# WHAT YOU NEED TO DO
Take the line that contains "What's the underlying" as the first line and the last line of the material below as the final one; reproduce exactly the lines between, inclusive.

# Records

--- Start ---

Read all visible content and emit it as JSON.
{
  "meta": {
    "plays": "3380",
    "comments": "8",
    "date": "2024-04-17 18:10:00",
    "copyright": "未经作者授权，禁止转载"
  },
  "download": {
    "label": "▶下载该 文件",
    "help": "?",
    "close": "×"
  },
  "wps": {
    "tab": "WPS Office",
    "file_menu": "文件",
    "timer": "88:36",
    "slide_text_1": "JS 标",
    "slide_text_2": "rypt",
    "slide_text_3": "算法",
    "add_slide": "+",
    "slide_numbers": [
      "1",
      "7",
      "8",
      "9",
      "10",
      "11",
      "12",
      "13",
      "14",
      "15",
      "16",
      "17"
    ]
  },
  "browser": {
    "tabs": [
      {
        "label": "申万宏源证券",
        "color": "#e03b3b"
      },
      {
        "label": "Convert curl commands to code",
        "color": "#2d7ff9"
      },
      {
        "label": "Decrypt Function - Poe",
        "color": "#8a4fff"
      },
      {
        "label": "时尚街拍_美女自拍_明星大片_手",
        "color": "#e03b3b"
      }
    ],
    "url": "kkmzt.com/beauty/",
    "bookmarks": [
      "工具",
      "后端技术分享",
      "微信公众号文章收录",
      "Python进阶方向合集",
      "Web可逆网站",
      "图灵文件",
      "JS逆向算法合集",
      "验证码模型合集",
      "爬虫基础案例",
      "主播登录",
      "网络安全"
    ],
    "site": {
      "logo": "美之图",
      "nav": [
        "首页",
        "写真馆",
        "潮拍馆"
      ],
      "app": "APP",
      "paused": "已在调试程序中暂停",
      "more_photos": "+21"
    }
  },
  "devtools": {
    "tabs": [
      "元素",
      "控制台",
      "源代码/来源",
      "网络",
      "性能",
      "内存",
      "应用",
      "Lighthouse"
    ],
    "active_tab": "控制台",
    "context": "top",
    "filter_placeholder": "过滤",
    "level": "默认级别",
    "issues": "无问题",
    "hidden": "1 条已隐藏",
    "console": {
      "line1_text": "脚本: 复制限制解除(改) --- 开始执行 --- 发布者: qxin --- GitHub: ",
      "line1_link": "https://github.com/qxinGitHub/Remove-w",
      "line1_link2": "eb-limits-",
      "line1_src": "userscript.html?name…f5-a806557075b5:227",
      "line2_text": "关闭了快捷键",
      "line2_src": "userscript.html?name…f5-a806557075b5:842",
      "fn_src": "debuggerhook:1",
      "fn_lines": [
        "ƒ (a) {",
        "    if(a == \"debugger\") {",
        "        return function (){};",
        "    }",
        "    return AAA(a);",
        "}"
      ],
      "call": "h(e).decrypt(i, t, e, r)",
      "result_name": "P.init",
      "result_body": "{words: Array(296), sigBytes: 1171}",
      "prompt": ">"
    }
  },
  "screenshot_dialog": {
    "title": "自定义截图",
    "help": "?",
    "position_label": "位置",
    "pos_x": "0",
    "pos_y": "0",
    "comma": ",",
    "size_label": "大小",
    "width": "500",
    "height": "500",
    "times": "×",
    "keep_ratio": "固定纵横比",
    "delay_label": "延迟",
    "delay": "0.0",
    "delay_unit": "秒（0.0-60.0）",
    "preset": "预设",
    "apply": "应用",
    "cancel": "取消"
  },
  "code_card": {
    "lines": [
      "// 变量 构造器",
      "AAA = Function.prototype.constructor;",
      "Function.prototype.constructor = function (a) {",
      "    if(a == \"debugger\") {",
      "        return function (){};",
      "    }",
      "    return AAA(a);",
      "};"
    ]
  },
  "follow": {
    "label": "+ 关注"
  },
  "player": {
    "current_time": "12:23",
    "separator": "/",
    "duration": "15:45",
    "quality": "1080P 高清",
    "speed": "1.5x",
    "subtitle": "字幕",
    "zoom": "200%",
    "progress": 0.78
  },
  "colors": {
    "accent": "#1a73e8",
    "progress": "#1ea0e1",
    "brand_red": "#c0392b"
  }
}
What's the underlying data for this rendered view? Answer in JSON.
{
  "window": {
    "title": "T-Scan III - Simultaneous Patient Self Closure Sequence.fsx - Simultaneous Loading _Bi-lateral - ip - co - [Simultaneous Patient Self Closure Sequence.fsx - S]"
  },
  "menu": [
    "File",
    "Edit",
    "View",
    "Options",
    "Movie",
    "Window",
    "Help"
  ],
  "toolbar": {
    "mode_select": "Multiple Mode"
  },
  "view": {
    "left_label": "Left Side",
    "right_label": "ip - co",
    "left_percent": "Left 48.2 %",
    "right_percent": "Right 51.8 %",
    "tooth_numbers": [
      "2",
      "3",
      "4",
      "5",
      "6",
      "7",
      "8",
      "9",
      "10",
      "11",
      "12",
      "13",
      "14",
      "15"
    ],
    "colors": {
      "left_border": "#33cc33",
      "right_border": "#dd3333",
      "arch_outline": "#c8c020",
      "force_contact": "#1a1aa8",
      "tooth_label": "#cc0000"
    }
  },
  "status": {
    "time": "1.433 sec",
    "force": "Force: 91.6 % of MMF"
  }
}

--- End ---

# EXERCISE RESULT
What's the underlying data for this rendered view? Answer in JSON.
{
  "window": {
    "title": "T-Scan III - Simultaneous Patient Self Closure Sequence.fsx - Simultaneous Loading _Bi-lateral - ip - co - [Simultaneous Patient Self Closure Sequence.fsx - S]"
  },
  "menu": [
    "File",
    "Edit",
    "View",
    "Options",
    "Movie",
    "Window",
    "Help"
  ],
  "toolbar": {
    "mode_select": "Multiple Mode"
  },
  "view": {
    "left_label": "Left Side",
    "right_label": "ip - co",
    "left_percent": "Left 48.2 %",
    "right_percent": "Right 51.8 %",
    "tooth_numbers": [
      "2",
      "3",
      "4",
      "5",
      "6",
      "7",
      "8",
      "9",
      "10",
      "11",
      "12",
      "13",
      "14",
      "15"
    ],
    "colors": {
      "left_border": "#33cc33",
      "right_border": "#dd3333",
      "arch_outline": "#c8c020",
      "force_contact": "#1a1aa8",
      "tooth_label": "#cc0000"
    }
  },
  "status": {
    "time": "1.433 sec",
    "force": "Force: 91.6 % of MMF"
  }
}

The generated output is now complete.